_Records:_
===

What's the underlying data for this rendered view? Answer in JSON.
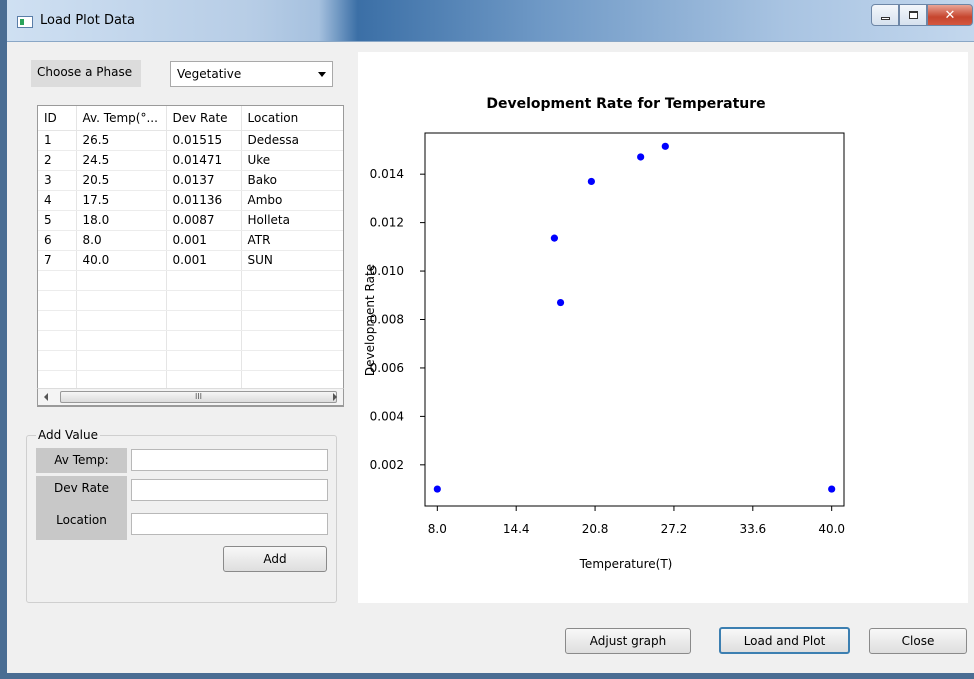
{
  "window": {
    "title": "Load Plot Data"
  },
  "phase": {
    "label": "Choose a Phase",
    "selected": "Vegetative"
  },
  "table": {
    "columns": [
      "ID",
      "Av. Temp(°...",
      "Dev Rate",
      "Location"
    ],
    "rows": [
      [
        "1",
        "26.5",
        "0.01515",
        "Dedessa"
      ],
      [
        "2",
        "24.5",
        "0.01471",
        "Uke"
      ],
      [
        "3",
        "20.5",
        "0.0137",
        "Bako"
      ],
      [
        "4",
        "17.5",
        "0.01136",
        "Ambo"
      ],
      [
        "5",
        "18.0",
        "0.0087",
        "Holleta"
      ],
      [
        "6",
        "8.0",
        "0.001",
        "ATR"
      ],
      [
        "7",
        "40.0",
        "0.001",
        "SUN"
      ]
    ],
    "scroll_thumb": "III"
  },
  "add_value": {
    "title": "Add Value",
    "av_temp_label": "Av Temp:",
    "dev_rate_label": "Dev Rate",
    "location_label": "Location",
    "av_temp_value": "",
    "dev_rate_value": "",
    "location_value": "",
    "add_button": "Add"
  },
  "buttons": {
    "adjust": "Adjust graph",
    "load_plot": "Load and Plot",
    "close": "Close"
  },
  "chart_data": {
    "type": "scatter",
    "title": "Development Rate for Temperature",
    "xlabel": "Temperature(T)",
    "ylabel": "Development Rate",
    "xlim": [
      7.0,
      41.0
    ],
    "ylim": [
      0.0003,
      0.0157
    ],
    "xticks": [
      "8.0",
      "14.4",
      "20.8",
      "27.2",
      "33.6",
      "40.0"
    ],
    "yticks": [
      "0.002",
      "0.004",
      "0.006",
      "0.008",
      "0.010",
      "0.012",
      "0.014"
    ],
    "x": [
      26.5,
      24.5,
      20.5,
      17.5,
      18.0,
      8.0,
      40.0
    ],
    "y": [
      0.01515,
      0.01471,
      0.0137,
      0.01136,
      0.0087,
      0.001,
      0.001
    ],
    "point_color": "#0000ff",
    "grid": false
  }
}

===

_Exercise description:_
Transcribe every line in the entries above, taking out only the images.

_Written reply:_
What's the underlying data for this rendered view? Answer in JSON.
{
  "window": {
    "title": "Load Plot Data"
  },
  "phase": {
    "label": "Choose a Phase",
    "selected": "Vegetative"
  },
  "table": {
    "columns": [
      "ID",
      "Av. Temp(°...",
      "Dev Rate",
      "Location"
    ],
    "rows": [
      [
        "1",
        "26.5",
        "0.01515",
        "Dedessa"
      ],
      [
        "2",
        "24.5",
        "0.01471",
        "Uke"
      ],
      [
        "3",
        "20.5",
        "0.0137",
        "Bako"
      ],
      [
        "4",
        "17.5",
        "0.01136",
        "Ambo"
      ],
      [
        "5",
        "18.0",
        "0.0087",
        "Holleta"
      ],
      [
        "6",
        "8.0",
        "0.001",
        "ATR"
      ],
      [
        "7",
        "40.0",
        "0.001",
        "SUN"
      ]
    ],
    "scroll_thumb": "III"
  },
  "add_value": {
    "title": "Add Value",
    "av_temp_label": "Av Temp:",
    "dev_rate_label": "Dev Rate",
    "location_label": "Location",
    "av_temp_value": "",
    "dev_rate_value": "",
    "location_value": "",
    "add_button": "Add"
  },
  "buttons": {
    "adjust": "Adjust graph",
    "load_plot": "Load and Plot",
    "close": "Close"
  },
  "chart_data": {
    "type": "scatter",
    "title": "Development Rate for Temperature",
    "xlabel": "Temperature(T)",
    "ylabel": "Development Rate",
    "xlim": [
      7.0,
      41.0
    ],
    "ylim": [
      0.0003,
      0.0157
    ],
    "xticks": [
      "8.0",
      "14.4",
      "20.8",
      "27.2",
      "33.6",
      "40.0"
    ],
    "yticks": [
      "0.002",
      "0.004",
      "0.006",
      "0.008",
      "0.010",
      "0.012",
      "0.014"
    ],
    "x": [
      26.5,
      24.5,
      20.5,
      17.5,
      18.0,
      8.0,
      40.0
    ],
    "y": [
      0.01515,
      0.01471,
      0.0137,
      0.01136,
      0.0087,
      0.001,
      0.001
    ],
    "point_color": "#0000ff",
    "grid": false
  }
}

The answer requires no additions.